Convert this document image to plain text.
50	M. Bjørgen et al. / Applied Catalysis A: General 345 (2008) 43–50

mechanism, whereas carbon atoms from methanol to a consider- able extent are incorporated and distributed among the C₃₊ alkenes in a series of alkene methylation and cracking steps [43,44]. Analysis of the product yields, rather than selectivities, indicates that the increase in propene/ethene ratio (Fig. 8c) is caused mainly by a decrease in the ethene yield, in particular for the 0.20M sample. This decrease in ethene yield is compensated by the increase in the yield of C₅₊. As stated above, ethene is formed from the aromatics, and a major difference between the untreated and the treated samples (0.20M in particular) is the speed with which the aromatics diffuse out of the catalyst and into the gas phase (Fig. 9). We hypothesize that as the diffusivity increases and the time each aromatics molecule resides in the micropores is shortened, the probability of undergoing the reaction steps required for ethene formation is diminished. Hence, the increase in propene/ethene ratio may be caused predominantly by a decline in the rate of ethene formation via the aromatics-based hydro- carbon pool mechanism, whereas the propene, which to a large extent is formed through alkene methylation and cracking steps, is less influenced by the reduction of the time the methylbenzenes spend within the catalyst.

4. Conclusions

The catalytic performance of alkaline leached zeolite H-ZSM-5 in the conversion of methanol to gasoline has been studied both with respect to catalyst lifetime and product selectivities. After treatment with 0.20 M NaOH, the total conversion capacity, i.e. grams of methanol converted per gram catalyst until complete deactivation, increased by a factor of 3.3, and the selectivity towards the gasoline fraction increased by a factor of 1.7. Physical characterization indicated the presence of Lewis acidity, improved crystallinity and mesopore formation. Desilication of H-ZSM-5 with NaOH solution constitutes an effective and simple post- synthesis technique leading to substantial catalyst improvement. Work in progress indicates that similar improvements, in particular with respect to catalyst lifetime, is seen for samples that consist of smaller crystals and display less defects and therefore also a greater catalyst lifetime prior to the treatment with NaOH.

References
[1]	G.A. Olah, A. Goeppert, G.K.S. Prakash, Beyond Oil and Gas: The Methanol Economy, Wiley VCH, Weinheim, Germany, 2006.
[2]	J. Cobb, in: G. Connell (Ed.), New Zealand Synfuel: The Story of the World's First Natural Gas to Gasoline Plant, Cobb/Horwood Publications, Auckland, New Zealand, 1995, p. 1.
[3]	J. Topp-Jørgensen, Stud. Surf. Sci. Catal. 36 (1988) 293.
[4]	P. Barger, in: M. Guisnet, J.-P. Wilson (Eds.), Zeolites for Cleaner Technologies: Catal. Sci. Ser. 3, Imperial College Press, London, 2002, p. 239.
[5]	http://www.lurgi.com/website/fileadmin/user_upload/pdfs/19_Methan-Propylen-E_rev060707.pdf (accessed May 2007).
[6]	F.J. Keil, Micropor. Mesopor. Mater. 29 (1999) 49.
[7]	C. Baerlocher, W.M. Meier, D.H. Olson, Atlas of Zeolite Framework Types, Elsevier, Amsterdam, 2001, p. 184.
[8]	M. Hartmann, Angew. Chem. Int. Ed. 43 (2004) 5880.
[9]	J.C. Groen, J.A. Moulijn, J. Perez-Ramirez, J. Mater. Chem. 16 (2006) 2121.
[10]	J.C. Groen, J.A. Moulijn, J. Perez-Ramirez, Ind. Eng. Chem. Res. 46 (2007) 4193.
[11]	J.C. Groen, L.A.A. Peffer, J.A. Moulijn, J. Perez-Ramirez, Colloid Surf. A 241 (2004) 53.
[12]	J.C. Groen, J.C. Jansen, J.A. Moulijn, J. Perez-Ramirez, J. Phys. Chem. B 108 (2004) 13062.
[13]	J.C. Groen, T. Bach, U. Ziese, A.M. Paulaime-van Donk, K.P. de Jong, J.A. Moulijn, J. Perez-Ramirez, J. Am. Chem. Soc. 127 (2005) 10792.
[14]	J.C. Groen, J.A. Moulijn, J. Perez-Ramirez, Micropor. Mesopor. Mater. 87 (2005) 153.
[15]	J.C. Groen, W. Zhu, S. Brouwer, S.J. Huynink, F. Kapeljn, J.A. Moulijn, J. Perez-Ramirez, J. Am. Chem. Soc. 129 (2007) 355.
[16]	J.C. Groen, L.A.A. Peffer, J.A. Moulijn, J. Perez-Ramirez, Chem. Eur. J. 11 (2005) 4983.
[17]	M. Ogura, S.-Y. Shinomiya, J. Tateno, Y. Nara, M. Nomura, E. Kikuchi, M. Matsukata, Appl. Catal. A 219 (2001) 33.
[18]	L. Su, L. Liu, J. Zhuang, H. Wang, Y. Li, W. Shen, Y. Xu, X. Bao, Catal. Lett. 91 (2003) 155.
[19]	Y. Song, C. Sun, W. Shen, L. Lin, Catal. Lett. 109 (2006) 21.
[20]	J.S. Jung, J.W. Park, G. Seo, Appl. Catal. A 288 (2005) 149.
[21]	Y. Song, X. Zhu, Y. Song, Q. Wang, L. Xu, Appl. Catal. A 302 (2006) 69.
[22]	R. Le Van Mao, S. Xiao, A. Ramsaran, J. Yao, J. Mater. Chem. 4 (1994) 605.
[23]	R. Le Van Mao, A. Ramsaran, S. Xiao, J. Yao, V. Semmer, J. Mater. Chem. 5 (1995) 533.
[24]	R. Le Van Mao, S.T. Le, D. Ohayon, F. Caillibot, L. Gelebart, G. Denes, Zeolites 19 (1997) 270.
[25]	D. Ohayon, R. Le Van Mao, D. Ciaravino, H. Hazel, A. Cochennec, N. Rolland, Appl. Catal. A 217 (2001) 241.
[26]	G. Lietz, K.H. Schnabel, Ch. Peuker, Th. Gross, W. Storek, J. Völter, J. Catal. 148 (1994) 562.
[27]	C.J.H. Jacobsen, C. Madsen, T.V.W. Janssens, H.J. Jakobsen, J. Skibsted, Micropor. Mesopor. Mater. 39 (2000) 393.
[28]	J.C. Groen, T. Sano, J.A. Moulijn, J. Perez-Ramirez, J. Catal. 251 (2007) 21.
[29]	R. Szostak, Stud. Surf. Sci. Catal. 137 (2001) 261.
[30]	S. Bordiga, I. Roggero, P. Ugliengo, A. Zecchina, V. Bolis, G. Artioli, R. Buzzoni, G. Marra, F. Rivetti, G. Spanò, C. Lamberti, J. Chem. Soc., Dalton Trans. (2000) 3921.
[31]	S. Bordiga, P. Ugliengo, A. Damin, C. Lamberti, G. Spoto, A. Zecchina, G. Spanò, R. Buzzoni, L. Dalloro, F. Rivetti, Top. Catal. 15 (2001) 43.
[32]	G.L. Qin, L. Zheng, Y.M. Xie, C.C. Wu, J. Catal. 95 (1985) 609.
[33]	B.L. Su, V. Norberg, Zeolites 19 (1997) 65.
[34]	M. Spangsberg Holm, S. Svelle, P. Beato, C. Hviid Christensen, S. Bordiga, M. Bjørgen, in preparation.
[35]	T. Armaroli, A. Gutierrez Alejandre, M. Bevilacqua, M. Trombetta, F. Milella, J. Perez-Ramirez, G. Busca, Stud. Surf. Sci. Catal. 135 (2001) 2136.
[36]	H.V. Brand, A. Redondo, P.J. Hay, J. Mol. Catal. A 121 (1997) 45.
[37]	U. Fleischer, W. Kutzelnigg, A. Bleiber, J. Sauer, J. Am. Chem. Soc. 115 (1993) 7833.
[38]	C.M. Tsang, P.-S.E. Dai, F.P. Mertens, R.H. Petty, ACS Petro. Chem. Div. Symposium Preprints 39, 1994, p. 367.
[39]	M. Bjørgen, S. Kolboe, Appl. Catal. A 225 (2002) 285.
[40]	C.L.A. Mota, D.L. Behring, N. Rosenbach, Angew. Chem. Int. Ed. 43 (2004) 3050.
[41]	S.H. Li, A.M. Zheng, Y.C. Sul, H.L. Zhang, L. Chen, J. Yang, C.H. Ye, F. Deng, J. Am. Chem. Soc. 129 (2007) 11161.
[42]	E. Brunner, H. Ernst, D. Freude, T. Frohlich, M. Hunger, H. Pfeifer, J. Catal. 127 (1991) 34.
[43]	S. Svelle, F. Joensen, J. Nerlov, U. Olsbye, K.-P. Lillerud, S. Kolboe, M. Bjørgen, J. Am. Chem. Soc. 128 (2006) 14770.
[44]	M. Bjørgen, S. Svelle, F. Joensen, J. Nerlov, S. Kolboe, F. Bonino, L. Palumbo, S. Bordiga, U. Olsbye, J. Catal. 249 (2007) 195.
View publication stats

+ + +

Short task: Copy out each line in the listing that has the word "Olsbye".

Written answer:
[43]	S. Svelle, F. Joensen, J. Nerlov, U. Olsbye, K.-P. Lillerud, S. Kolboe, M. Bjørgen, J. Am. Chem. Soc. 128 (2006) 14770.
[44]	M. Bjørgen, S. Svelle, F. Joensen, J. Nerlov, S. Kolboe, F. Bonino, L. Palumbo, S. Bordiga, U. Olsbye, J. Catal. 249 (2007) 195.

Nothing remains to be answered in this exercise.